▶ [Stored data entries]:

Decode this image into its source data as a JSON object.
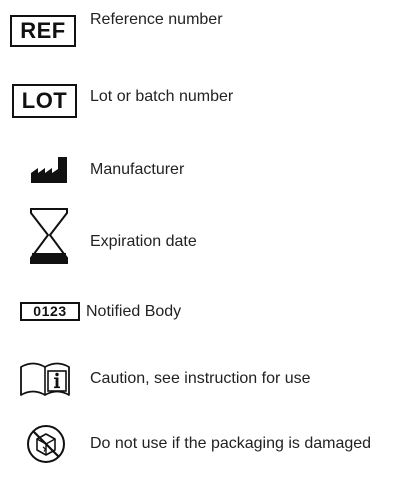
{
  "colors": {
    "ink": "#111111",
    "text": "#222222",
    "background": "#ffffff"
  },
  "symbols": [
    {
      "id": "ref",
      "icon": "ref-boxed-text-icon",
      "symbol_text": "REF",
      "label": "Reference number"
    },
    {
      "id": "lot",
      "icon": "lot-boxed-text-icon",
      "symbol_text": "LOT",
      "label": "Lot or batch number"
    },
    {
      "id": "manufacturer",
      "icon": "factory-icon",
      "label": "Manufacturer"
    },
    {
      "id": "expiration",
      "icon": "hourglass-icon",
      "label": "Expiration date"
    },
    {
      "id": "notified-body",
      "icon": "notified-body-number-icon",
      "symbol_text": "0123",
      "label": "Notified Body"
    },
    {
      "id": "instructions",
      "icon": "book-info-icon",
      "label": "Caution, see instruction for use"
    },
    {
      "id": "damaged-package",
      "icon": "damaged-package-prohibited-icon",
      "label": "Do not use if the packaging is damaged"
    }
  ]
}
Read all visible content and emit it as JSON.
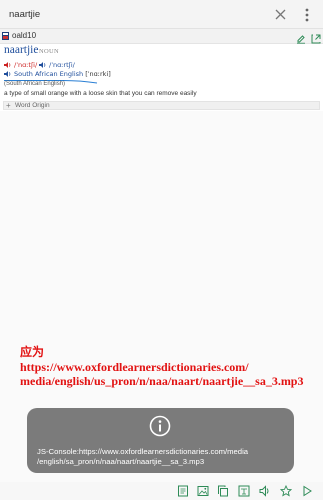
{
  "search": {
    "value": "naartjie"
  },
  "icons": {
    "clear": "close-icon",
    "menu": "more-vert-icon",
    "edit": "pencil-icon",
    "expand": "expand-icon",
    "speaker": "speaker-icon",
    "info": "info-icon"
  },
  "dictionary": {
    "name": "oald10"
  },
  "entry": {
    "headword": "naartjie",
    "pos": "NOUN",
    "pron_br": "/ˈnɑːtʃi/",
    "pron_us": "/ˈnɑːrtʃi/",
    "sa_label": "South African English",
    "sa_ipa": "[ˈnɑːrki]",
    "region": "(South African English)",
    "definition": "a type of small orange with a loose skin that you can remove easily",
    "word_origin_label": "Word Origin"
  },
  "note": {
    "lines": [
      "应为",
      "https://www.oxfordlearnersdictionaries.com/",
      "media/english/us_pron/n/naa/naart/naartjie__sa_3.mp3"
    ]
  },
  "toast": {
    "lines": [
      "JS-Console:https://www.oxfordlearnersdictionaries.com/media",
      "/english/sa_pron/n/naa/naart/naartjie__sa_3.mp3"
    ]
  },
  "bottom_bar": {
    "icons": [
      "dictionary-icon",
      "image-icon",
      "copy-icon",
      "translate-icon",
      "volume-icon",
      "star-icon",
      "play-icon"
    ]
  },
  "colors": {
    "link_blue": "#1f4e9c",
    "pron_red": "#cc2222",
    "note_red": "#e21212",
    "toast_bg": "#7b7b7b",
    "accent_green": "#2e8b57"
  }
}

▶ [PROBLEM STATEMENT]: Write out the whole listing again, exactly, with no pictures.

▶ [COMPLETED EXERCISE]:
Decode this image into its source data as a JSON object.
{
  "colors": {
    "ink": "#111111",
    "text": "#222222",
    "background": "#ffffff"
  },
  "symbols": [
    {
      "id": "ref",
      "icon": "ref-boxed-text-icon",
      "symbol_text": "REF",
      "label": "Reference number"
    },
    {
      "id": "lot",
      "icon": "lot-boxed-text-icon",
      "symbol_text": "LOT",
      "label": "Lot or batch number"
    },
    {
      "id": "manufacturer",
      "icon": "factory-icon",
      "label": "Manufacturer"
    },
    {
      "id": "expiration",
      "icon": "hourglass-icon",
      "label": "Expiration date"
    },
    {
      "id": "notified-body",
      "icon": "notified-body-number-icon",
      "symbol_text": "0123",
      "label": "Notified Body"
    },
    {
      "id": "instructions",
      "icon": "book-info-icon",
      "label": "Caution, see instruction for use"
    },
    {
      "id": "damaged-package",
      "icon": "damaged-package-prohibited-icon",
      "label": "Do not use if the packaging is damaged"
    }
  ]
}
Read all visible content and emit it as JSON.
{
  "search": {
    "value": "naartjie"
  },
  "icons": {
    "clear": "close-icon",
    "menu": "more-vert-icon",
    "edit": "pencil-icon",
    "expand": "expand-icon",
    "speaker": "speaker-icon",
    "info": "info-icon"
  },
  "dictionary": {
    "name": "oald10"
  },
  "entry": {
    "headword": "naartjie",
    "pos": "NOUN",
    "pron_br": "/ˈnɑːtʃi/",
    "pron_us": "/ˈnɑːrtʃi/",
    "sa_label": "South African English",
    "sa_ipa": "[ˈnɑːrki]",
    "region": "(South African English)",
    "definition": "a type of small orange with a loose skin that you can remove easily",
    "word_origin_label": "Word Origin"
  },
  "note": {
    "lines": [
      "应为",
      "https://www.oxfordlearnersdictionaries.com/",
      "media/english/us_pron/n/naa/naart/naartjie__sa_3.mp3"
    ]
  },
  "toast": {
    "lines": [
      "JS-Console:https://www.oxfordlearnersdictionaries.com/media",
      "/english/sa_pron/n/naa/naart/naartjie__sa_3.mp3"
    ]
  },
  "bottom_bar": {
    "icons": [
      "dictionary-icon",
      "image-icon",
      "copy-icon",
      "translate-icon",
      "volume-icon",
      "star-icon",
      "play-icon"
    ]
  },
  "colors": {
    "link_blue": "#1f4e9c",
    "pron_red": "#cc2222",
    "note_red": "#e21212",
    "toast_bg": "#7b7b7b",
    "accent_green": "#2e8b57"
  }
}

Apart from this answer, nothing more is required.